It’s crucial for communists who live in the USA’s rural areas to realize that they can’t wage an equivalent of Mao’s People’s War from their present locations. Trying to do so would be completely counterproductive, no matter how big capitalism’s contradictions become. This is because rural America, from a strategic military standpoint, is dominated by the reactionaries. But this option’s lack of viability merely means we need to search for an option that is viable.
The social forces with the greatest stake in defending the state
Even though there’s a disproportionate amount of poverty in rural America, with the fascist movement led by and concentrated within the upper income strata, this rural minority has the arms and organization to be able sweep across the country’s rural section should civil war arise. When class conflict intensifies, these militias will receive support from law enforcement in their effort to purge the countryside of those who threaten capital.
We in the rural areas should do all we can to organize the working class in our communities. But when this escalation comes, we’ll need to use the strength we’ve gained from this initial work to redirect our efforts in a strategically smart fashion. The great strength of capital within a massive settler-colonial country like the USA, where one state has grabbed up half a continent, is that this lets the reactionary element hold control over the vast majority of territory. The minority of whites who own land, particularly those among them with comfortable incomes, have some of the greatest material stake in defending the system, aside from the oligarchs. Naturally they’ve gravitated towards participating in fascism, capital’s fighting wing. This means that the strategic advantage of the revolutionaries during the moment of class confrontation lies within the urban areas.

> _WHAT IS EXPECTED_:
Answer these questions from the passage on rural America:
(a) Within which income strata is the fascist movement said to be led and concentrated?
(b) From whom will the militias receive support when class conflict intensifies?
(c) In which areas does the passage place the strategic advantage of the revolutionaries during the moment of class confrontation?

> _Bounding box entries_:
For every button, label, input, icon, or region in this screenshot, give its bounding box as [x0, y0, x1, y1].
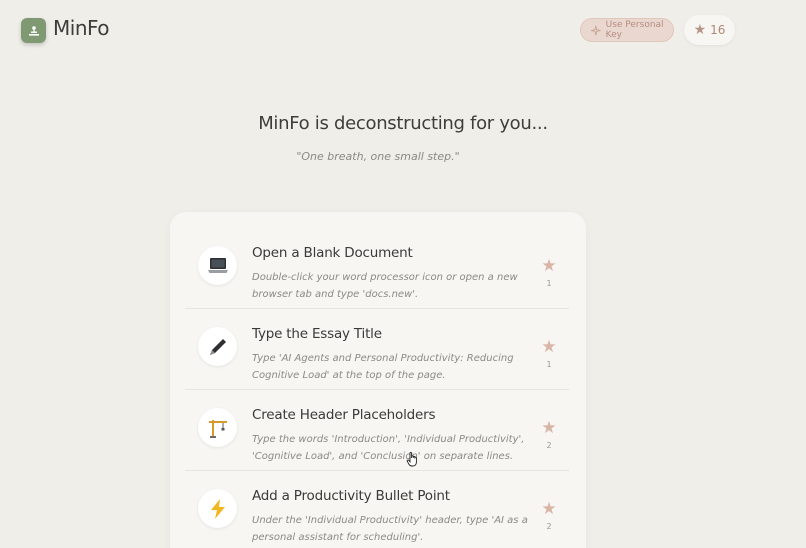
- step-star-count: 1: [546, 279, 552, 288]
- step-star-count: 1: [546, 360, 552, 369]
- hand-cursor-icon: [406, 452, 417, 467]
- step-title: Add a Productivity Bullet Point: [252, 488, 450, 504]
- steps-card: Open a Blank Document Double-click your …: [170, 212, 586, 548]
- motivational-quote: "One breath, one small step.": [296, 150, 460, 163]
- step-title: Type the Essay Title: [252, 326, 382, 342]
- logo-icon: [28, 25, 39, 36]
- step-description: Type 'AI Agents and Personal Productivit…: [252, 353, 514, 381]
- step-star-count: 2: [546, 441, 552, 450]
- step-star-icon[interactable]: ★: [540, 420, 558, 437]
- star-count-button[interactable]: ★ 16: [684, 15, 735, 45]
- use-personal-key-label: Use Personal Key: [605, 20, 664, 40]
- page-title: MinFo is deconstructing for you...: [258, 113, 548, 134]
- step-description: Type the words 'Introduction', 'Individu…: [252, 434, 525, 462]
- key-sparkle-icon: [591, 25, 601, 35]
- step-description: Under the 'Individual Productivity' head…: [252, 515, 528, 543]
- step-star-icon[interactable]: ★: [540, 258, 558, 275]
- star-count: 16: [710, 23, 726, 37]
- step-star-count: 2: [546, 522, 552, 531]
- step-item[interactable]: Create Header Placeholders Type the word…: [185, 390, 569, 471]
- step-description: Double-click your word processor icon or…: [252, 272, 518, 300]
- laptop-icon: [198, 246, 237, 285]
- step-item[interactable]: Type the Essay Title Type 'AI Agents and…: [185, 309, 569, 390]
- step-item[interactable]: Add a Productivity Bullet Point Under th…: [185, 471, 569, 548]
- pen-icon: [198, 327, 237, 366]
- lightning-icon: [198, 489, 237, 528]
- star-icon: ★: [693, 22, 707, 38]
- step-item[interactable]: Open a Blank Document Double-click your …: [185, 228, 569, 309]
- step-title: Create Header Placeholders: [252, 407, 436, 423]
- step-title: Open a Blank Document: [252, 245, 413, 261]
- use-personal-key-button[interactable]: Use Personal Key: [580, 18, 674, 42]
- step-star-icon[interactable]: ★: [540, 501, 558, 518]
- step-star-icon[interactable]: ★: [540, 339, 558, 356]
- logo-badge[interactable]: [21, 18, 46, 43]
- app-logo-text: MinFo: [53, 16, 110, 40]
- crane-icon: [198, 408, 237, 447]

> _ANSWER TO THIS EXERCISE_:
(a) The upper income strata.
(b) Law enforcement.
(c) The urban areas.